» **WORK TO DO**: Reproduce all records verbatim.

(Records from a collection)
* Start *

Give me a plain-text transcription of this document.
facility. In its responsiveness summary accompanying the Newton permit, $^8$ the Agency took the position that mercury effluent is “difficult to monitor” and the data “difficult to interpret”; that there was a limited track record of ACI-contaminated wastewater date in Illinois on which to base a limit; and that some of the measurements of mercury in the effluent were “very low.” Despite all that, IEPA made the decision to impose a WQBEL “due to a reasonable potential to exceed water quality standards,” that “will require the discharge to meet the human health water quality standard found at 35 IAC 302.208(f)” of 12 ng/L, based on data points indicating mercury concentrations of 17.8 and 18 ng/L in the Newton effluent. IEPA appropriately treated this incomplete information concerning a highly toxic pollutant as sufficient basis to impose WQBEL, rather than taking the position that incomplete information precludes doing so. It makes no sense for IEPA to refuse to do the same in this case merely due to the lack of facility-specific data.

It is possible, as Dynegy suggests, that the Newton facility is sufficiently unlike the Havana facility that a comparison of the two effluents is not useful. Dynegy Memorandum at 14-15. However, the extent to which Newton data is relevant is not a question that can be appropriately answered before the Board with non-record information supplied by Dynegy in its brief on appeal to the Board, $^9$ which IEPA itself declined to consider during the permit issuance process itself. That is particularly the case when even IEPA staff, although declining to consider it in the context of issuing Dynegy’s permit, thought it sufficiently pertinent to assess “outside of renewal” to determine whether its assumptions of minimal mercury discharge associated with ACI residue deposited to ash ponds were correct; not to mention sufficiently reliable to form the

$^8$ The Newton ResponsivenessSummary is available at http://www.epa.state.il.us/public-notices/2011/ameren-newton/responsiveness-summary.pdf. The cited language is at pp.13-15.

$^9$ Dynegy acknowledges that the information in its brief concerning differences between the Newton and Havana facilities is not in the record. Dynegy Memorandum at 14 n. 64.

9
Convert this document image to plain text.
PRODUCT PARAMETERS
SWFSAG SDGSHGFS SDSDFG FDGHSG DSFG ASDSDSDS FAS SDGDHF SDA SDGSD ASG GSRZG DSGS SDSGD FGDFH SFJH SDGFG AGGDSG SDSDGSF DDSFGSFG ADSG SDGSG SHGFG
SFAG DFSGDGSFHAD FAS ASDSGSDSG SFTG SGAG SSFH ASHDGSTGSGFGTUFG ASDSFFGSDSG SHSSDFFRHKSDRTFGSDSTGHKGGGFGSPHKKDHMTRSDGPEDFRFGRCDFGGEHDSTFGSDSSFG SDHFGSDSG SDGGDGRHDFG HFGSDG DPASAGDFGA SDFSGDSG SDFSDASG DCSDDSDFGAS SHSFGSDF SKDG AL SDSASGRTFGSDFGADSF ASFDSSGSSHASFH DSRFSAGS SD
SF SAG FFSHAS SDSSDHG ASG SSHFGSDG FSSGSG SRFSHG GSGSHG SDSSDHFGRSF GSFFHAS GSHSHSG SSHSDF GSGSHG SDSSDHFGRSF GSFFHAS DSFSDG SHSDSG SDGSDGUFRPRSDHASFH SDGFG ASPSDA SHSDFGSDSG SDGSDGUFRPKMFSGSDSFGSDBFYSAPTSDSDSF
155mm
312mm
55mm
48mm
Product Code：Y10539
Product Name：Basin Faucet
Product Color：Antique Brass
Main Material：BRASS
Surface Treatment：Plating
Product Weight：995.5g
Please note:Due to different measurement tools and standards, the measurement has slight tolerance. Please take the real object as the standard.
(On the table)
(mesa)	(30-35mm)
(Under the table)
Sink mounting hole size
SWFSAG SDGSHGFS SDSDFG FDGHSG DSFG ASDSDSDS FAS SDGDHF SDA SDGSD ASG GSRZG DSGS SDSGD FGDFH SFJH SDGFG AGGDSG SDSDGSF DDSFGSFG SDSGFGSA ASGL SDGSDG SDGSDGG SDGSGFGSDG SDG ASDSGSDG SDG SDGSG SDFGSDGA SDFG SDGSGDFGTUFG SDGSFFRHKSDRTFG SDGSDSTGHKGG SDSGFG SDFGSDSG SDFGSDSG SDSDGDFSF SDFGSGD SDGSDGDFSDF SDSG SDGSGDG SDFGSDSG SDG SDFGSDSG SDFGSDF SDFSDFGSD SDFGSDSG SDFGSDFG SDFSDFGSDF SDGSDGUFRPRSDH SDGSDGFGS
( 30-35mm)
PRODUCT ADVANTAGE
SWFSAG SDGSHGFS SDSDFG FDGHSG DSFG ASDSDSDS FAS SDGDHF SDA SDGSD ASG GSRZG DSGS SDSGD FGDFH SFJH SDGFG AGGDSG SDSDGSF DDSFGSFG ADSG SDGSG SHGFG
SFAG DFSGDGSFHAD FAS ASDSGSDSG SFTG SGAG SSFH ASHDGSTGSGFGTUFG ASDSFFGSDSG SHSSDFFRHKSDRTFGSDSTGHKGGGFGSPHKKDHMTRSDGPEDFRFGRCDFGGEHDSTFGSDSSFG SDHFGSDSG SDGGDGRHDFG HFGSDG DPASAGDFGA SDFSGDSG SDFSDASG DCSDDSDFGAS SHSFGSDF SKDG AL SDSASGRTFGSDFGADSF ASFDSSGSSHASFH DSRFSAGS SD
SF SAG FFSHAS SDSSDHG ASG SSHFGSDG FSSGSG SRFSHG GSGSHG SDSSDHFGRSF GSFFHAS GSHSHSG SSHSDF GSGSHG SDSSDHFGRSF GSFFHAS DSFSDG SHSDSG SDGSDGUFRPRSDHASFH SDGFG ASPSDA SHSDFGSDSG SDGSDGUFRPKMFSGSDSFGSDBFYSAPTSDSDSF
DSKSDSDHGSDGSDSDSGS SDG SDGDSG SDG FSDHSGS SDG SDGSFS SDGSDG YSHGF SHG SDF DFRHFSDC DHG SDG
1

* End *

» **RESULT FOR THIS EXERCISE**:
Give me a plain-text transcription of this document.
facility. In its responsiveness summary accompanying the Newton permit, $^8$ the Agency took the position that mercury effluent is “difficult to monitor” and the data “difficult to interpret”; that there was a limited track record of ACI-contaminated wastewater date in Illinois on which to base a limit; and that some of the measurements of mercury in the effluent were “very low.” Despite all that, IEPA made the decision to impose a WQBEL “due to a reasonable potential to exceed water quality standards,” that “will require the discharge to meet the human health water quality standard found at 35 IAC 302.208(f)” of 12 ng/L, based on data points indicating mercury concentrations of 17.8 and 18 ng/L in the Newton effluent. IEPA appropriately treated this incomplete information concerning a highly toxic pollutant as sufficient basis to impose WQBEL, rather than taking the position that incomplete information precludes doing so. It makes no sense for IEPA to refuse to do the same in this case merely due to the lack of facility-specific data.

It is possible, as Dynegy suggests, that the Newton facility is sufficiently unlike the Havana facility that a comparison of the two effluents is not useful. Dynegy Memorandum at 14-15. However, the extent to which Newton data is relevant is not a question that can be appropriately answered before the Board with non-record information supplied by Dynegy in its brief on appeal to the Board, $^9$ which IEPA itself declined to consider during the permit issuance process itself. That is particularly the case when even IEPA staff, although declining to consider it in the context of issuing Dynegy’s permit, thought it sufficiently pertinent to assess “outside of renewal” to determine whether its assumptions of minimal mercury discharge associated with ACI residue deposited to ash ponds were correct; not to mention sufficiently reliable to form the

$^8$ The Newton ResponsivenessSummary is available at http://www.epa.state.il.us/public-notices/2011/ameren-newton/responsiveness-summary.pdf. The cited language is at pp.13-15.

$^9$ Dynegy acknowledges that the information in its brief concerning differences between the Newton and Havana facilities is not in the record. Dynegy Memorandum at 14 n. 64.

9
Convert this document image to plain text.
PRODUCT PARAMETERS
SWFSAG SDGSHGFS SDSDFG FDGHSG DSFG ASDSDSDS FAS SDGDHF SDA SDGSD ASG GSRZG DSGS SDSGD FGDFH SFJH SDGFG AGGDSG SDSDGSF DDSFGSFG ADSG SDGSG SHGFG
SFAG DFSGDGSFHAD FAS ASDSGSDSG SFTG SGAG SSFH ASHDGSTGSGFGTUFG ASDSFFGSDSG SHSSDFFRHKSDRTFGSDSTGHKGGGFGSPHKKDHMTRSDGPEDFRFGRCDFGGEHDSTFGSDSSFG SDHFGSDSG SDGGDGRHDFG HFGSDG DPASAGDFGA SDFSGDSG SDFSDASG DCSDDSDFGAS SHSFGSDF SKDG AL SDSASGRTFGSDFGADSF ASFDSSGSSHASFH DSRFSAGS SD
SF SAG FFSHAS SDSSDHG ASG SSHFGSDG FSSGSG SRFSHG GSGSHG SDSSDHFGRSF GSFFHAS GSHSHSG SSHSDF GSGSHG SDSSDHFGRSF GSFFHAS DSFSDG SHSDSG SDGSDGUFRPRSDHASFH SDGFG ASPSDA SHSDFGSDSG SDGSDGUFRPKMFSGSDSFGSDBFYSAPTSDSDSF
155mm
312mm
55mm
48mm
Product Code：Y10539
Product Name：Basin Faucet
Product Color：Antique Brass
Main Material：BRASS
Surface Treatment：Plating
Product Weight：995.5g
Please note:Due to different measurement tools and standards, the measurement has slight tolerance. Please take the real object as the standard.
(On the table)
(mesa)	(30-35mm)
(Under the table)
Sink mounting hole size
SWFSAG SDGSHGFS SDSDFG FDGHSG DSFG ASDSDSDS FAS SDGDHF SDA SDGSD ASG GSRZG DSGS SDSGD FGDFH SFJH SDGFG AGGDSG SDSDGSF DDSFGSFG SDSGFGSA ASGL SDGSDG SDGSDGG SDGSGFGSDG SDG ASDSGSDG SDG SDGSG SDFGSDGA SDFG SDGSGDFGTUFG SDGSFFRHKSDRTFG SDGSDSTGHKGG SDSGFG SDFGSDSG SDFGSDSG SDSDGDFSF SDFGSGD SDGSDGDFSDF SDSG SDGSGDG SDFGSDSG SDG SDFGSDSG SDFGSDF SDFSDFGSD SDFGSDSG SDFGSDFG SDFSDFGSDF SDGSDGUFRPRSDH SDGSDGFGS
( 30-35mm)
PRODUCT ADVANTAGE
SWFSAG SDGSHGFS SDSDFG FDGHSG DSFG ASDSDSDS FAS SDGDHF SDA SDGSD ASG GSRZG DSGS SDSGD FGDFH SFJH SDGFG AGGDSG SDSDGSF DDSFGSFG ADSG SDGSG SHGFG
SFAG DFSGDGSFHAD FAS ASDSGSDSG SFTG SGAG SSFH ASHDGSTGSGFGTUFG ASDSFFGSDSG SHSSDFFRHKSDRTFGSDSTGHKGGGFGSPHKKDHMTRSDGPEDFRFGRCDFGGEHDSTFGSDSSFG SDHFGSDSG SDGGDGRHDFG HFGSDG DPASAGDFGA SDFSGDSG SDFSDASG DCSDDSDFGAS SHSFGSDF SKDG AL SDSASGRTFGSDFGADSF ASFDSSGSSHASFH DSRFSAGS SD
SF SAG FFSHAS SDSSDHG ASG SSHFGSDG FSSGSG SRFSHG GSGSHG SDSSDHFGRSF GSFFHAS GSHSHSG SSHSDF GSGSHG SDSSDHFGRSF GSFFHAS DSFSDG SHSDSG SDGSDGUFRPRSDHASFH SDGFG ASPSDA SHSDFGSDSG SDGSDGUFRPKMFSGSDSFGSDBFYSAPTSDSDSF
DSKSDSDHGSDGSDSDSGS SDG SDGDSG SDG FSDHSGS SDG SDGSFS SDGSDG YSHGF SHG SDF DFRHFSDC DHG SDG
1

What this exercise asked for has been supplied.